What to do: Copy every line from the material below that holds "title".

Listing:

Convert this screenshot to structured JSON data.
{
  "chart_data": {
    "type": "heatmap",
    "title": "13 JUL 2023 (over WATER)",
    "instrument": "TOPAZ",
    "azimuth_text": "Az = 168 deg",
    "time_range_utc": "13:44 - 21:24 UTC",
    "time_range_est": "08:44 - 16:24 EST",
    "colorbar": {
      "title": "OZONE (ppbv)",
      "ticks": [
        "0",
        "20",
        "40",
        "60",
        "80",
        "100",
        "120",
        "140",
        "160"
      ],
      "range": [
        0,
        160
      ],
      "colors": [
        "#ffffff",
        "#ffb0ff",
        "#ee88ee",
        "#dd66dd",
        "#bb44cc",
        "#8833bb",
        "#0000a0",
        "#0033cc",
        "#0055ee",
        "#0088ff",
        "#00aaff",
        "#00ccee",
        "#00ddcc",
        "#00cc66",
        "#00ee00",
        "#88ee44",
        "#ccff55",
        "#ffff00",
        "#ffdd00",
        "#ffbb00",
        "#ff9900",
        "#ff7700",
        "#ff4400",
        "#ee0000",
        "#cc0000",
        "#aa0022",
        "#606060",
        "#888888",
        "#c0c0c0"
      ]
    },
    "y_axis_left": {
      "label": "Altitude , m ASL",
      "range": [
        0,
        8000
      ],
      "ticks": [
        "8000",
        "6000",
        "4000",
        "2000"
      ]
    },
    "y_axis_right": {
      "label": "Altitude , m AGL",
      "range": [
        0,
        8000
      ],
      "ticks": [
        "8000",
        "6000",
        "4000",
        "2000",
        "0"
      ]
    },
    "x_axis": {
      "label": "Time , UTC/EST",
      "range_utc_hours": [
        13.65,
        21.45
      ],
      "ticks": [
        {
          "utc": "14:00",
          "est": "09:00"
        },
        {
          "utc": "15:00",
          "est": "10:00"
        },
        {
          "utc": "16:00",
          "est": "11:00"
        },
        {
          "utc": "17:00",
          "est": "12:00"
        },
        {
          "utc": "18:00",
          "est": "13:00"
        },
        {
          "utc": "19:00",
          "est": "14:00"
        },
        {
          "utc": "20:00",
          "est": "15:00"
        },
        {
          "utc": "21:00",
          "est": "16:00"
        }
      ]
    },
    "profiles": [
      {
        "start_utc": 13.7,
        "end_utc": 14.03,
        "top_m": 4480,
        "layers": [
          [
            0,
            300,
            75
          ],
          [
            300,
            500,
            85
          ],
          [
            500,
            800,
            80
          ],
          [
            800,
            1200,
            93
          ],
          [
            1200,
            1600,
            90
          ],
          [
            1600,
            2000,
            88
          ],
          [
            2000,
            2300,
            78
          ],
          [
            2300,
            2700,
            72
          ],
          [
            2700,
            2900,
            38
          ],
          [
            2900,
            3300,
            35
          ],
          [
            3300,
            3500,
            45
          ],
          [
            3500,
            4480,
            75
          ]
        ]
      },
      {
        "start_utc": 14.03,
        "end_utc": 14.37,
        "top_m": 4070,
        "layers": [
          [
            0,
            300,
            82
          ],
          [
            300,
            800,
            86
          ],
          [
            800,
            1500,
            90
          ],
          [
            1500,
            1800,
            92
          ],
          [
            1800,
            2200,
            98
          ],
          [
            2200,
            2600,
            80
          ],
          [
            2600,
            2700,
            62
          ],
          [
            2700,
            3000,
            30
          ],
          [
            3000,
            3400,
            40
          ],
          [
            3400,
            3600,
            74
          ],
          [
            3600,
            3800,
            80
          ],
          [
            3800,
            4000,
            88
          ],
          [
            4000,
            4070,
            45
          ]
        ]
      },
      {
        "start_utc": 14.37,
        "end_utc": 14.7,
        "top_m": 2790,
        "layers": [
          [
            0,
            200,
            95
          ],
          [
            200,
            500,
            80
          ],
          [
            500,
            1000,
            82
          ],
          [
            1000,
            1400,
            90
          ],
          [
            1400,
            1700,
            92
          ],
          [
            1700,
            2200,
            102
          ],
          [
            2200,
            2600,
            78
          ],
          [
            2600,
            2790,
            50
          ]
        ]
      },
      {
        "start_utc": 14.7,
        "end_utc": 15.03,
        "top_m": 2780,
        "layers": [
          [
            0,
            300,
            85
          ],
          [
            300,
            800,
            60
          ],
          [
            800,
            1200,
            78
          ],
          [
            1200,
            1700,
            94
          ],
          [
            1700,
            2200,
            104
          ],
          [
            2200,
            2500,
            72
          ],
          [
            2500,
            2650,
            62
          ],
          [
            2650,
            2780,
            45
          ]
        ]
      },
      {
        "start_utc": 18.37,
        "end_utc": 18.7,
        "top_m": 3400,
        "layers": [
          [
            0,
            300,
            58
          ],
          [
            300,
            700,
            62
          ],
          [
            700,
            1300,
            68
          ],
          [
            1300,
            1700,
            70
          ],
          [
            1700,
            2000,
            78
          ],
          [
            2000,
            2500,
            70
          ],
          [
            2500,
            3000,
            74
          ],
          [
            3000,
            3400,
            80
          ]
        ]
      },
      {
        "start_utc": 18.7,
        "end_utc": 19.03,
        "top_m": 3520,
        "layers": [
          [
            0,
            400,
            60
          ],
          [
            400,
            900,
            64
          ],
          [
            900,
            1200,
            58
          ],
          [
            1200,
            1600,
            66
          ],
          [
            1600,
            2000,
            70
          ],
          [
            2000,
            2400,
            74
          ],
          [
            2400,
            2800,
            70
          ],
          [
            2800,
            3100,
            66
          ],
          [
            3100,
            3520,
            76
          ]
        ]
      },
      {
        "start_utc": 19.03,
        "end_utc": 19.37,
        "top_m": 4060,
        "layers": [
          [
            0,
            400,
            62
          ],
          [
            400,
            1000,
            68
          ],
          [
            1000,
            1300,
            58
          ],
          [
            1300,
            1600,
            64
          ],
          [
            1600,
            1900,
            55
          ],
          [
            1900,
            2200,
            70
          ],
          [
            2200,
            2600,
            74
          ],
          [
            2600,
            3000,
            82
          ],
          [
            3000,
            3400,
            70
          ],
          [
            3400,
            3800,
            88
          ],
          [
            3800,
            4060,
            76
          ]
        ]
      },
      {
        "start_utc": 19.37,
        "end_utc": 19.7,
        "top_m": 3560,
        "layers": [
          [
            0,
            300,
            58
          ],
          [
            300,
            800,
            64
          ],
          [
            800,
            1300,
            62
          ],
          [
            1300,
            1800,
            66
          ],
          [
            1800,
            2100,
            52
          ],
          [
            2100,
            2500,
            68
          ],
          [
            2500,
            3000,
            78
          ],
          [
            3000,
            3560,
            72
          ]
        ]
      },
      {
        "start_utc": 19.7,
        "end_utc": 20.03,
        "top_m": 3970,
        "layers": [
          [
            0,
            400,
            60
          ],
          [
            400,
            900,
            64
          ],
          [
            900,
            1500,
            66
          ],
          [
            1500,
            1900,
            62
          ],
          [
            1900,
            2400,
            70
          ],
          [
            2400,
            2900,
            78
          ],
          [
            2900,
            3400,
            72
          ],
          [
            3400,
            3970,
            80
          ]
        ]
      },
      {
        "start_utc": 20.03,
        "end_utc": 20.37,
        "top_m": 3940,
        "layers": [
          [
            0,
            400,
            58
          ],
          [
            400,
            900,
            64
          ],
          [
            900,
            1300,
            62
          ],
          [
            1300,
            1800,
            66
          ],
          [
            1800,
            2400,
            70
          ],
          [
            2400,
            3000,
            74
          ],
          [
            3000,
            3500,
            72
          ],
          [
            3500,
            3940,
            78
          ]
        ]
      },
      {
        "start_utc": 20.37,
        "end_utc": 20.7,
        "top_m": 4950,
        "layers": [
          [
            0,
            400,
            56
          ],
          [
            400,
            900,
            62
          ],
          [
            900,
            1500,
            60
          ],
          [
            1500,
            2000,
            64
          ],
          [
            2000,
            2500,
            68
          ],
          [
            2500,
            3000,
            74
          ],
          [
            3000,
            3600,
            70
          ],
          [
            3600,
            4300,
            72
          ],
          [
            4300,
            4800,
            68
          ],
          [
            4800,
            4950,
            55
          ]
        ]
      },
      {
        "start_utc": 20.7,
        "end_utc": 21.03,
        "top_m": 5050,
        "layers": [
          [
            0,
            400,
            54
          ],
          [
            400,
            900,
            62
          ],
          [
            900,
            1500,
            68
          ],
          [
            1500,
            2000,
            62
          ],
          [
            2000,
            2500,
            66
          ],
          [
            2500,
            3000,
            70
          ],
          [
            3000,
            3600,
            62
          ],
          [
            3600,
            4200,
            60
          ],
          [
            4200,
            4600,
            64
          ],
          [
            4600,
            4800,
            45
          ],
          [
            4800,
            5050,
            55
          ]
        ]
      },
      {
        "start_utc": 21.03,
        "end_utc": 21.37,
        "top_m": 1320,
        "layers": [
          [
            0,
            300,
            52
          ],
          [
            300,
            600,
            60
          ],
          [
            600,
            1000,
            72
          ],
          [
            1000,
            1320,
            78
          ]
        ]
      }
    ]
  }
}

Result of the exercise:
    "title": "13 JUL 2023 (over WATER)",
      "title": "OZONE (ppbv)",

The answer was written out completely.